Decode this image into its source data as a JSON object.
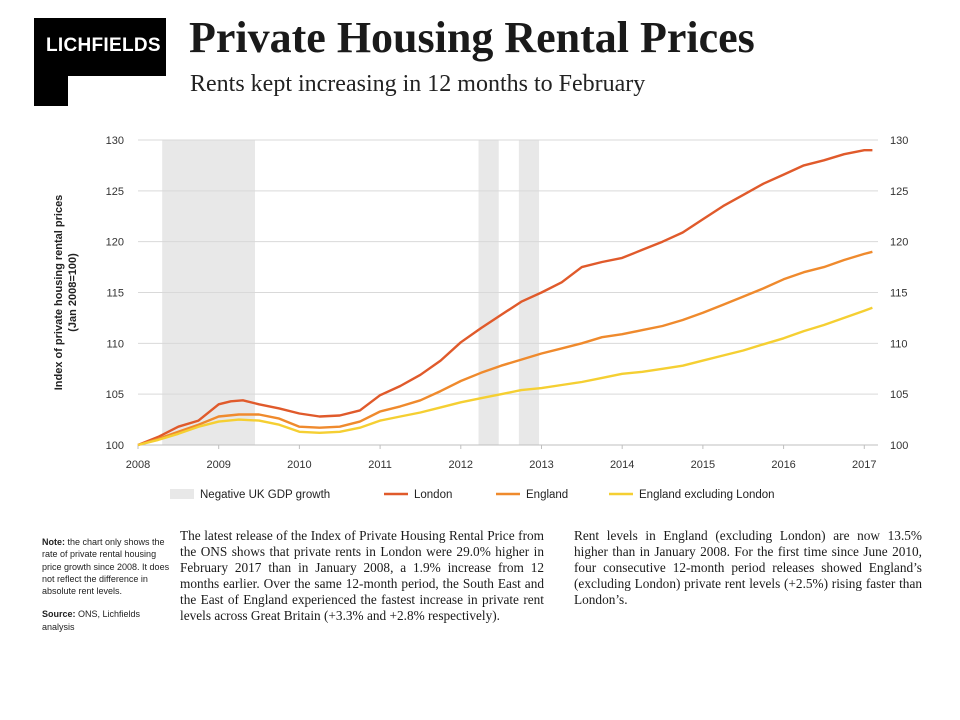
{
  "header": {
    "logo_text": "LICHFIELDS",
    "title": "Private Housing Rental Prices",
    "subtitle": "Rents kept increasing in 12 months to February"
  },
  "chart_data": {
    "type": "line",
    "ylabel_line1": "Index of private housing rental prices",
    "ylabel_line2": "(Jan 2008=100)",
    "xlabel": "",
    "xlim": [
      2008,
      2017.17
    ],
    "ylim": [
      100,
      130
    ],
    "x_ticks": [
      "2008",
      "2009",
      "2010",
      "2011",
      "2012",
      "2013",
      "2014",
      "2015",
      "2016",
      "2017"
    ],
    "y_ticks": [
      "100",
      "105",
      "110",
      "115",
      "120",
      "125",
      "130"
    ],
    "grid": "horizontal",
    "shaded_periods": [
      {
        "label": "Negative UK GDP growth",
        "start": 2008.3,
        "end": 2009.45
      },
      {
        "label": "Negative UK GDP growth",
        "start": 2012.22,
        "end": 2012.47
      },
      {
        "label": "Negative UK GDP growth",
        "start": 2012.72,
        "end": 2012.97
      }
    ],
    "series": [
      {
        "name": "London",
        "color": "#e05a2b",
        "points": [
          [
            2008.0,
            100.0
          ],
          [
            2008.25,
            100.8
          ],
          [
            2008.5,
            101.8
          ],
          [
            2008.75,
            102.4
          ],
          [
            2009.0,
            104.0
          ],
          [
            2009.15,
            104.3
          ],
          [
            2009.3,
            104.4
          ],
          [
            2009.5,
            104.0
          ],
          [
            2009.75,
            103.6
          ],
          [
            2010.0,
            103.1
          ],
          [
            2010.25,
            102.8
          ],
          [
            2010.5,
            102.9
          ],
          [
            2010.75,
            103.4
          ],
          [
            2011.0,
            104.9
          ],
          [
            2011.25,
            105.8
          ],
          [
            2011.5,
            106.9
          ],
          [
            2011.75,
            108.3
          ],
          [
            2012.0,
            110.1
          ],
          [
            2012.25,
            111.5
          ],
          [
            2012.5,
            112.8
          ],
          [
            2012.75,
            114.1
          ],
          [
            2013.0,
            115.0
          ],
          [
            2013.25,
            116.0
          ],
          [
            2013.5,
            117.5
          ],
          [
            2013.75,
            118.0
          ],
          [
            2014.0,
            118.4
          ],
          [
            2014.25,
            119.2
          ],
          [
            2014.5,
            120.0
          ],
          [
            2014.75,
            120.9
          ],
          [
            2015.0,
            122.2
          ],
          [
            2015.25,
            123.5
          ],
          [
            2015.5,
            124.6
          ],
          [
            2015.75,
            125.7
          ],
          [
            2016.0,
            126.6
          ],
          [
            2016.25,
            127.5
          ],
          [
            2016.5,
            128.0
          ],
          [
            2016.75,
            128.6
          ],
          [
            2017.0,
            129.0
          ],
          [
            2017.1,
            129.0
          ]
        ]
      },
      {
        "name": "England",
        "color": "#ef8a2d",
        "points": [
          [
            2008.0,
            100.0
          ],
          [
            2008.25,
            100.6
          ],
          [
            2008.5,
            101.3
          ],
          [
            2008.75,
            102.0
          ],
          [
            2009.0,
            102.8
          ],
          [
            2009.25,
            103.0
          ],
          [
            2009.5,
            103.0
          ],
          [
            2009.75,
            102.6
          ],
          [
            2010.0,
            101.8
          ],
          [
            2010.25,
            101.7
          ],
          [
            2010.5,
            101.8
          ],
          [
            2010.75,
            102.3
          ],
          [
            2011.0,
            103.3
          ],
          [
            2011.25,
            103.8
          ],
          [
            2011.5,
            104.4
          ],
          [
            2011.75,
            105.3
          ],
          [
            2012.0,
            106.3
          ],
          [
            2012.25,
            107.1
          ],
          [
            2012.5,
            107.8
          ],
          [
            2012.75,
            108.4
          ],
          [
            2013.0,
            109.0
          ],
          [
            2013.25,
            109.5
          ],
          [
            2013.5,
            110.0
          ],
          [
            2013.75,
            110.6
          ],
          [
            2014.0,
            110.9
          ],
          [
            2014.25,
            111.3
          ],
          [
            2014.5,
            111.7
          ],
          [
            2014.75,
            112.3
          ],
          [
            2015.0,
            113.0
          ],
          [
            2015.25,
            113.8
          ],
          [
            2015.5,
            114.6
          ],
          [
            2015.75,
            115.4
          ],
          [
            2016.0,
            116.3
          ],
          [
            2016.25,
            117.0
          ],
          [
            2016.5,
            117.5
          ],
          [
            2016.75,
            118.2
          ],
          [
            2017.0,
            118.8
          ],
          [
            2017.1,
            119.0
          ]
        ]
      },
      {
        "name": "England excluding London",
        "color": "#f5cf32",
        "points": [
          [
            2008.0,
            100.0
          ],
          [
            2008.25,
            100.5
          ],
          [
            2008.5,
            101.1
          ],
          [
            2008.75,
            101.8
          ],
          [
            2009.0,
            102.3
          ],
          [
            2009.25,
            102.5
          ],
          [
            2009.5,
            102.4
          ],
          [
            2009.75,
            102.0
          ],
          [
            2010.0,
            101.3
          ],
          [
            2010.25,
            101.2
          ],
          [
            2010.5,
            101.3
          ],
          [
            2010.75,
            101.7
          ],
          [
            2011.0,
            102.4
          ],
          [
            2011.25,
            102.8
          ],
          [
            2011.5,
            103.2
          ],
          [
            2011.75,
            103.7
          ],
          [
            2012.0,
            104.2
          ],
          [
            2012.25,
            104.6
          ],
          [
            2012.5,
            105.0
          ],
          [
            2012.75,
            105.4
          ],
          [
            2013.0,
            105.6
          ],
          [
            2013.25,
            105.9
          ],
          [
            2013.5,
            106.2
          ],
          [
            2013.75,
            106.6
          ],
          [
            2014.0,
            107.0
          ],
          [
            2014.25,
            107.2
          ],
          [
            2014.5,
            107.5
          ],
          [
            2014.75,
            107.8
          ],
          [
            2015.0,
            108.3
          ],
          [
            2015.25,
            108.8
          ],
          [
            2015.5,
            109.3
          ],
          [
            2015.75,
            109.9
          ],
          [
            2016.0,
            110.5
          ],
          [
            2016.25,
            111.2
          ],
          [
            2016.5,
            111.8
          ],
          [
            2016.75,
            112.5
          ],
          [
            2017.0,
            113.2
          ],
          [
            2017.1,
            113.5
          ]
        ]
      }
    ],
    "legend": {
      "position": "bottom",
      "items": [
        {
          "label": "Negative UK GDP growth",
          "kind": "area",
          "color": "#e8e8e8"
        },
        {
          "label": "London",
          "kind": "line",
          "color": "#e05a2b"
        },
        {
          "label": "England",
          "kind": "line",
          "color": "#ef8a2d"
        },
        {
          "label": "England excluding London",
          "kind": "line",
          "color": "#f5cf32"
        }
      ]
    }
  },
  "note": {
    "note_label": "Note:",
    "note_text": " the chart only shows the rate of private rental housing price growth since 2008. It does not reflect the difference in absolute rent levels.",
    "source_label": "Source:",
    "source_text": " ONS, Lichfields analysis"
  },
  "body": {
    "col1": "The latest release of the Index of Private Housing Rental Price from the ONS shows that private rents in London were 29.0% higher in February 2017 than in January 2008, a 1.9% increase from 12 months earlier. Over the same 12-month period, the South East and the East of England experienced the fastest increase in private rent levels across Great Britain (+3.3% and +2.8% respectively).",
    "col2": "Rent levels in England (excluding London) are now 13.5% higher than in January 2008. For the first time since June 2010, four consecutive 12-month period releases showed England’s (excluding London) private rent levels (+2.5%) rising faster than London’s."
  }
}
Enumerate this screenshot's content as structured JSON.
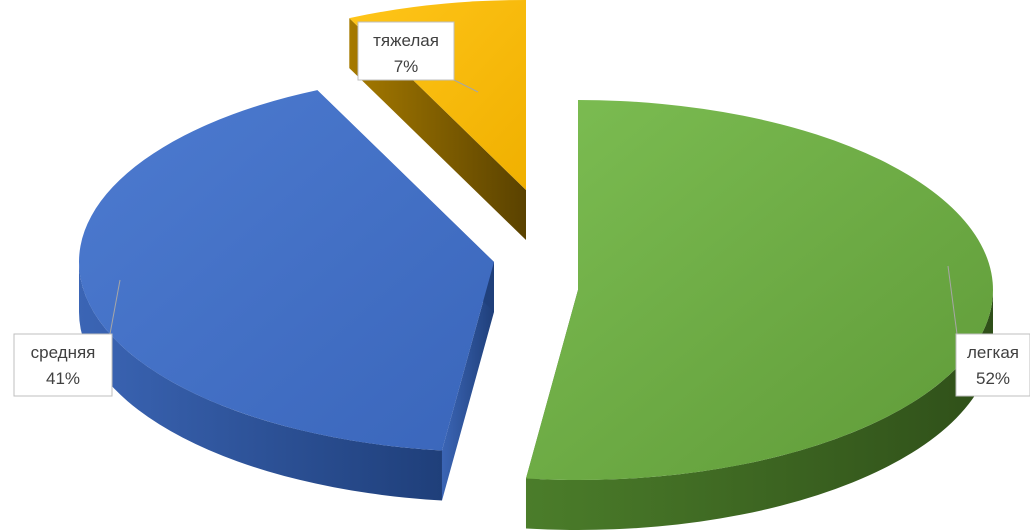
{
  "chart_data": {
    "type": "pie",
    "style": "3d-exploded",
    "categories": [
      "легкая",
      "средняя",
      "тяжелая"
    ],
    "values": [
      52,
      41,
      7
    ],
    "labels": [
      {
        "category": "легкая",
        "text": "52%"
      },
      {
        "category": "средняя",
        "text": "41%"
      },
      {
        "category": "тяжелая",
        "text": "7%"
      }
    ],
    "colors": {
      "легкая": "#70AD47",
      "средняя": "#4472C4",
      "тяжелая": "#FFC000"
    },
    "legend": "none",
    "title": ""
  }
}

------------------------------

* TASK TO COMPLETE
Lines that hold the word "Index" are the ones to return, every one of them.

* RESULT OF THIS TASK
    "ylabel_line1": "Index of private housing rental prices",
    "col1": "The latest release of the Index of Private Housing Rental Price from the ONS shows that private rents in London were 29.0% higher in February 2017 than in January 2008, a 1.9% increase from 12 months earlier. Over the same 12-month period, the South East and the East of England experienced the fastest increase in private rent levels across Great Britain (+3.3% and +2.8% respectively).",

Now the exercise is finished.